▶ **EXTRACTED RECORDS**:
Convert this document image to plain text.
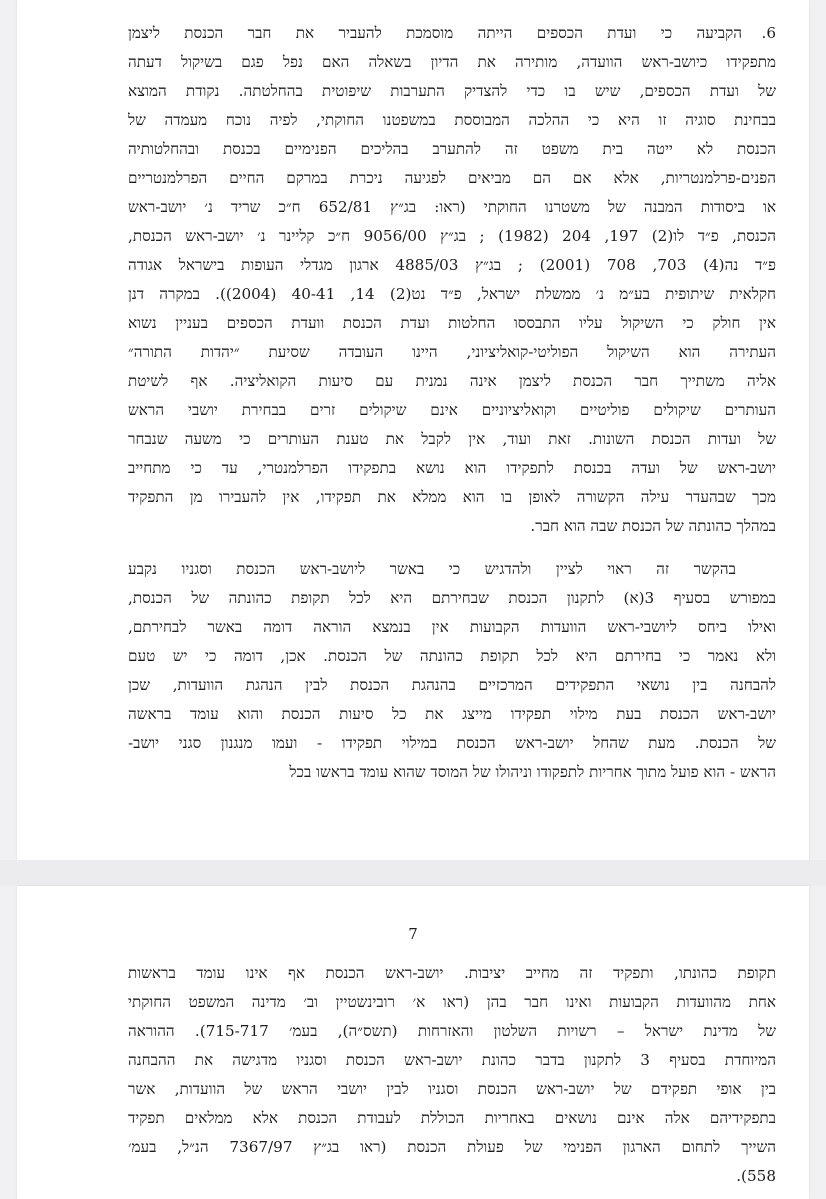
6.הקביעה כי ועדת הכספים הייתה מוסמכת להעביר את חבר הכנסת ליצמן
מתפקידו כיושב-ראש הוועדה, מותירה את הדיון בשאלה האם נפל פגם בשיקול דעתה
של ועדת הכספים, שיש בו כדי להצדיק התערבות שיפוטית בהחלטתה. נקודת המוצא
בבחינת סוגיה זו היא כי ההלכה המבוססת במשפטנו החוקתי, לפיה נוכח מעמדה של
הכנסת לא ייטה בית משפט זה להתערב בהליכים הפנימיים בכנסת ובהחלטותיה
הפנים-פרלמנטריות, אלא אם הם מביאים לפגיעה ניכרת במרקם החיים הפרלמנטריים
או ביסודות המבנה של משטרנו החוקתי (ראו: בג״ץ 652/81 ח״כ שריד נ׳ יושב-ראש
הכנסת, פ״ד לו(2) 197, 204 (1982) ; בג״ץ 9056/00 ח״כ קליינר נ׳ יושב-ראש הכנסת,
פ״ד נה(4) 703, 708 (2001) ; בג״ץ 4885/03 ארגון מגדלי העופות בישראל אגודה
חקלאית שיתופית בע״מ נ׳ ממשלת ישראל, פ״ד נט(2) 14, 40-41 (2004)). במקרה דנן
אין חולק כי השיקול עליו התבססו החלטות ועדת הכנסת וועדת הכספים בעניין נשוא
העתירה הוא השיקול הפוליטי-קואליציוני, היינו העובדה שסיעת ״יהדות התורה״
אליה משתייך חבר הכנסת ליצמן אינה נמנית עם סיעות הקואליציה. אף לשיטת
העותרים שיקולים פוליטיים וקואליציוניים אינם שיקולים זרים בבחירת יושבי הראש
של ועדות הכנסת השונות. זאת ועוד, אין לקבל את טענת העותרים כי משעה שנבחר
יושב-ראש של ועדה בכנסת לתפקידו הוא נושא בתפקידו הפרלמנטרי, עד כי מתחייב
מכך שבהעדר עילה הקשורה לאופן בו הוא ממלא את תפקידו, אין להעבירו מן התפקיד
במהלך כהונתה של הכנסת שבה הוא חבר.
בהקשר זה ראוי לציין ולהדגיש כי באשר ליושב-ראש הכנסת וסגניו נקבע
במפורש בסעיף 3(א) לתקנון הכנסת שבחירתם היא לכל תקופת כהונתה של הכנסת,
ואילו ביחס ליושבי-ראש הוועדות הקבועות אין בנמצא הוראה דומה באשר לבחירתם,
ולא נאמר כי בחירתם היא לכל תקופת כהונתה של הכנסת. אכן, דומה כי יש טעם
להבחנה בין נושאי התפקידים המרכזיים בהנהגת הכנסת לבין הנהגת הוועדות, שכן
יושב-ראש הכנסת בעת מילוי תפקידו מייצג את כל סיעות הכנסת והוא עומד בראשה
של הכנסת. מעת שהחל יושב-ראש הכנסת במילוי תפקידו - ועמו מנגנון סגני יושב-
הראש - הוא פועל מתוך אחריות לתפקודו וניהולו של המוסד שהוא עומד בראשו בכל
7
תקופת כהונתו, ותפקיד זה מחייב יציבות. יושב-ראש הכנסת אף אינו עומד בראשות
אחת מהוועדות הקבועות ואינו חבר בהן (ראו א׳ רובינשטיין וב׳ מדינה המשפט החוקתי
של מדינת ישראל – רשויות השלטון והאזרחות (תשס״ה), בעמ׳ 715-717). ההוראה
המיוחדת בסעיף 3 לתקנון בדבר כהונת יושב-ראש הכנסת וסגניו מדגישה את ההבחנה
בין אופי תפקידם של יושב-ראש הכנסת וסגניו לבין יושבי הראש של הוועדות, אשר
בתפקידיהם אלה אינם נושאים באחריות הכוללת לעבודת הכנסת אלא ממלאים תפקיד
השייך לתחום הארגון הפנימי של פעולת הכנסת (ראו בג״ץ 7367/97 הנ״ל, בעמ׳
558).
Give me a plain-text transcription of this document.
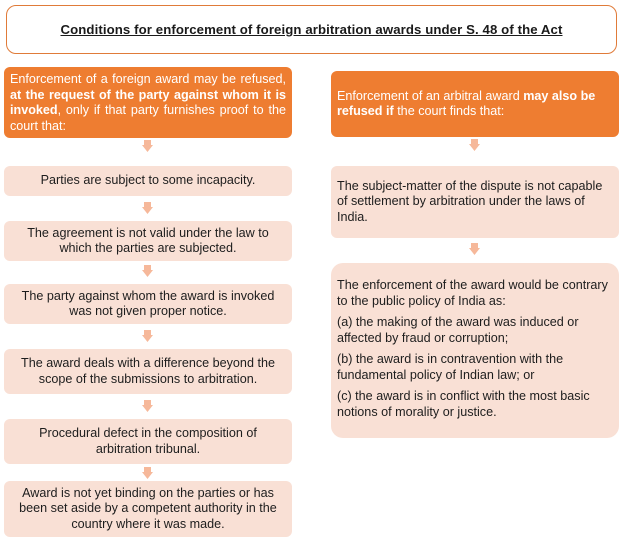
Conditions for enforcement of foreign arbitration awards under S. 48 of the Act
Enforcement of a foreign award may be refused, at the request of the party against whom it is invoked, only if that party furnishes proof to the court that:
Parties are subject to some incapacity.
The agreement is not valid under the law to which the parties are subjected.
The party against whom the award is invoked was not given proper notice.
The award deals with a difference beyond the scope of the submissions to arbitration.
Procedural defect in the composition of arbitration tribunal.
Award is not yet binding on the parties or has been set aside by a competent authority in the country where it was made.
Enforcement of an arbitral award may also be refused if the court finds that:
The subject-matter of the dispute is not capable of settlement by arbitration under the laws of India.

The enforcement of the award would be contrary to the public policy of India as:

(a) the making of the award was induced or affected by fraud or corruption;

(b) the award is in contravention with the fundamental policy of Indian law; or

(c) the award is in conflict with the most basic notions of morality or justice.
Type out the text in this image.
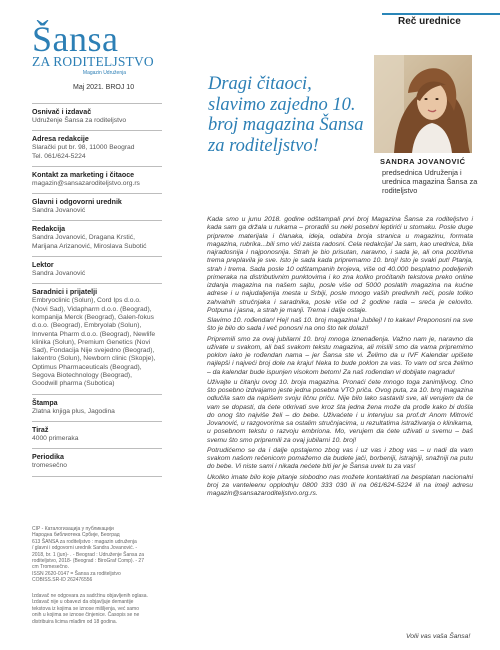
Reč urednice
Šansa
ZA RODITELJSTVO
Magazin Udruženja
Maj 2021. BROJ 10
Osnivač i izdavač
Udruženje Šansa za roditeljstvo
Adresa redakcije
Slarački put br. 98, 11000 Beograd
Tel. 061/624-5224
Kontakt za marketing i čitaoce
magazin@sansazaroditeljstvo.org.rs
Glavni i odgovorni urednik
Sandra Jovanović
Redakcija
Sandra Jovanović, Dragana Krstić,
Marijana Arizanović, Miroslava Subotić
Lektor
Sandra Jovanović
Saradnici i prijatelji
Embryoclinic (Solun), Cord Ips d.o.o.
(Novi Sad), Vidapharm d.o.o. (Beograd),
kompanija Merck (Beograd), Galen-fokus
d.o.o. (Beograd), Embryolab (Solun),
Innventa Pharm d.o.o. (Beograd), Newlife
klinika (Solun), Premium Genetics (Novi
Sad), Fondacija Nije svejedno (Beograd),
Iakentro (Solun), Newborn clinic (Skopje),
Optimus Pharmaceuticals (Beograd),
Segova Biotechnology (Beograd),
Goodwill pharma (Subotica)
Štampa
Zlatna knjiga plus, Jagodina
Tiraž
4000 primeraka
Periodika
tromesečno
CIP - Каталогизација у публикацији
Народна библиотека Србије, Београд
613 ŠANSA za roditeljstvo : magazin udruženja
/ glavni i odgovorni urednik Sandra Jovanović. -
2018, br. 1 (jun)- . - Beograd : Udruženje Šansa za
roditeljstvo, 2018- (Beograd : BiroGraf Comp). - 27
cm Tromesečno.
ISSN 2620-0147 = Šansa za roditeljstvo
COBISS.SR-ID 262476556
Izdavač ne odgovara za sadržinu objavljenih oglasa.
Izdavač nije u obavezi da objavljuje demantije
tekstova iz kojima se iznose mišljenja, već samo
onih u kojima se iznose činjenice. Časopis se ne
distribuira licima mlađim od 18 godina.
Dragi čitaoci, slavimo zajedno 10. broj magazina Šansa za roditeljstvo!
SANDRA JOVANOVIĆ
predsednica Udruženja i urednica magazina Šansa za roditeljstvo

Kada smo u junu 2018. godine odštampali prvi broj Magazina Šansa za roditeljstvo i kada sam ga držala u rukama – proradili su neki posebni leptirići u stomaku. Posle duge pripreme materijala i članaka, ideja, odabira broja stranica u magazinu, formata magazina, rubrika...bili smo vići zaista radosni. Cela redakcija! Ja sam, kao urednica, bila najradosnija i najponosnija. Strah je bio prisutan, naravno, i sada je, ali ona pozitivna trema preplavila je sve. Isto je sada kada pripremamo 10. broj! Isto je svaki put! Ptanja, strah i trema. Sada posle 10 odštampanih brojeva, više od 40.000 besplatno podeljenih primeraka na distributivnim punktovima i ko zna koliko pročitanih tekstova preko online izdanja magazina na našem sajtu, posle više od 5000 poslatih magazina na kućne adrese i u najudaljenija mesta u Srbiji, posle mnogo vaših predivnih reči, posle toliko zahvalnih stručnjaka i saradnika, posle više od 2 godine rada – sreća je celovito. Potpuna i jasna, a strah je manji. Trema i dalje ostaje.

Slavimo 10. rođendan! Hej! naš 10. broj magazina! Jubilej! I to kakav! Preponosni na sve što je bilo do sada i več ponosni na ono što tek dolazi!

Pripremili smo za ovaj jubilarni 10. broj mnoga iznenađenja. Važno nam je, naravno da uživate u svakom, ali baš svakom tekstu magazina, ali mislili smo da vama pripremimo poklon iako je rođendan nama – jer Šansa ste vi. Želimo da u IVF Kalendar upišete najlepši i najveći broj dole na kraju! Neka to bude poklon za vas. To vam od srca želimo – da kalendar bude ispunjen visokom betom! Za naš rođendan vi dobijate nagradu!

Uživajte u čitanju ovog 10. broja magazina. Pronaći ćete mnogo toga zanimljivog. Ono što posebno izdvajamo jeste jedna posebna VTO priča. Ovog puta, za 10. broj magazina odlučila sam da napišem svoju ličnu priču. Nije bilo lako sastaviti sve, ali verujem da će vam se dopasti, da ćete otkrivati sve kroz šta jedna žena može da prođe kako bi došla do onog što najviše želi – do bebe. Uživaćete i u intervjuu sa prof.dr Anom Mitrović Jovanović, u razgovorima sa ostalim stručnjacima, u rezultatima istraživanja o klinikama, u posebnom tekstu o razvoju embriona. Mo, verujem da ćete uživati u svemu – baš svemu što smo pripremili za ovaj jubilarni 10. broj!

Potrudićemo se da i dalje opstajemo zbog vas i uz vas i zbog vas – u nadi da vam svakom našom rečenicom pomažemo da budete jači, borbeniji, istrajniji, snažniji na putu do bebe. Vi niste sami i nikada nećete biti jer je Šansa uvek tu za vas!

Ukoliko imate bilo koje pitanje slobodno nas možete kontaktirati na besplatan nacionalni broj za vanteleenu opplodnju 0800 333 030 ili na 061/624-5224 ili na imejl adresu magazin@sansazaroditeljstvo.org.rs.

Volii vas vaša Šansa!
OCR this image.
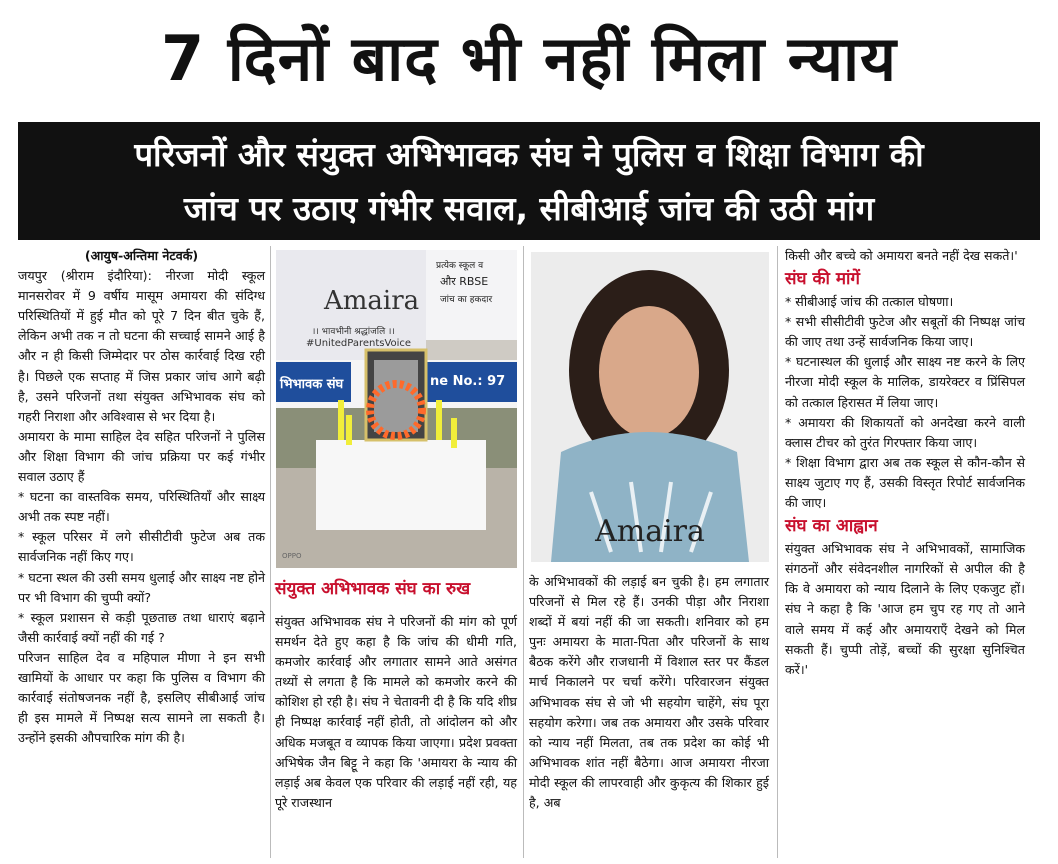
7 दिनों बाद भी नहीं मिला न्याय
परिजनों और संयुक्त अभिभावक संघ ने पुलिस व शिक्षा विभाग की
जांच पर उठाए गंभीर सवाल, सीबीआई जांच की उठी मांग

(आयुष-अन्तिमा नेटवर्क)

जयपुर (श्रीराम इंदौरिया): नीरजा मोदी स्कूल मानसरोवर में 9 वर्षीय मासूम अमायरा की संदिग्ध परिस्थितियों में हुई मौत को पूरे 7 दिन बीत चुके हैं, लेकिन अभी तक न तो घटना की सच्चाई सामने आई है और न ही किसी जिम्मेदार पर ठोस कार्रवाई दिख रही है। पिछले एक सप्ताह में जिस प्रकार जांच आगे बढ़ी है, उसने परिजनों तथा संयुक्त अभिभावक संघ को गहरी निराशा और अविश्वास से भर दिया है।

अमायरा के मामा साहिल देव सहित परिजनों ने पुलिस और शिक्षा विभाग की जांच प्रक्रिया पर कई गंभीर सवाल उठाए हैं

* घटना का वास्तविक समय, परिस्थितियाँ और साक्ष्य अभी तक स्पष्ट नहीं।

* स्कूल परिसर में लगे सीसीटीवी फुटेज अब तक सार्वजनिक नहीं किए गए।

* घटना स्थल की उसी समय धुलाई और साक्ष्य नष्ट होने पर भी विभाग की चुप्पी क्यों?

* स्कूल प्रशासन से कड़ी पूछताछ तथा धाराएं बढ़ाने जैसी कार्रवाई क्यों नहीं की गई ?

परिजन साहिल देव व महिपाल मीणा ने इन सभी खामियों के आधार पर कहा कि पुलिस व विभाग की कार्रवाई संतोषजनक नहीं है, इसलिए सीबीआई जांच ही इस मामले में निष्पक्ष सत्य सामने ला सकती है। उन्होंने इसकी औपचारिक मांग की है।

Amaira
।। भावभीनी श्रद्धांजलि ।।
#UnitedParentsVoice
भिभावक संघ	ne No.: 97
प्रत्येक स्कूल व
और RBSE
जांच का हकदार
OPPO
Amaira
संयुक्त अभिभावक संघ का रुख

संयुक्त अभिभावक संघ ने परिजनों की मांग को पूर्ण समर्थन देते हुए कहा है कि जांच की धीमी गति, कमजोर कार्रवाई और लगातार सामने आते असंगत तथ्यों से लगता है कि मामले को कमजोर करने की कोशिश हो रही है। संघ ने चेतावनी दी है कि यदि शीघ्र ही निष्पक्ष कार्रवाई नहीं होती, तो आंदोलन को और अधिक मजबूत व व्यापक किया जाएगा। प्रदेश प्रवक्ता अभिषेक जैन बिट्टू ने कहा कि 'अमायरा के न्याय की लड़ाई अब केवल एक परिवार की लड़ाई नहीं रही, यह पूरे राजस्थान

के अभिभावकों की लड़ाई बन चुकी है। हम लगातार परिजनों से मिल रहे हैं। उनकी पीड़ा और निराशा शब्दों में बयां नहीं की जा सकती। शनिवार को हम पुनः अमायरा के माता-पिता और परिजनों के साथ बैठक करेंगे और राजधानी में विशाल स्तर पर कैंडल मार्च निकालने पर चर्चा करेंगे। परिवारजन संयुक्त अभिभावक संघ से जो भी सहयोग चाहेंगे, संघ पूरा सहयोग करेगा। जब तक अमायरा और उसके परिवार को न्याय नहीं मिलता, तब तक प्रदेश का कोई भी अभिभावक शांत नहीं बैठेगा। आज अमायरा नीरजा मोदी स्कूल की लापरवाही और कुकृत्य की शिकार हुई है, अब

किसी और बच्चे को अमायरा बनते नहीं देख सकते।'

संघ की मांगें

* सीबीआई जांच की तत्काल घोषणा।

* सभी सीसीटीवी फुटेज और सबूतों की निष्पक्ष जांच की जाए तथा उन्हें सार्वजनिक किया जाए।

* घटनास्थल की धुलाई और साक्ष्य नष्ट करने के लिए नीरजा मोदी स्कूल के मालिक, डायरेक्टर व प्रिंसिपल को तत्काल हिरासत में लिया जाए।

* अमायरा की शिकायतों को अनदेखा करने वाली क्लास टीचर को तुरंत गिरफ्तार किया जाए।

* शिक्षा विभाग द्वारा अब तक स्कूल से कौन-कौन से साक्ष्य जुटाए गए हैं, उसकी विस्तृत रिपोर्ट सार्वजनिक की जाए।

संघ का आह्वान

संयुक्त अभिभावक संघ ने अभिभावकों, सामाजिक संगठनों और संवेदनशील नागरिकों से अपील की है कि वे अमायरा को न्याय दिलाने के लिए एकजुट हों। संघ ने कहा है कि 'आज हम चुप रह गए तो आने वाले समय में कई और अमायराएँ देखने को मिल सकती हैं। चुप्पी तोड़ें, बच्चों की सुरक्षा सुनिश्चित करें।'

▶ **WHAT IS REQUIRED**: Only the number is wanted: how many lines of these entries contain the string "whom"?

▶ **ANSWER FOR THE TASK**: 2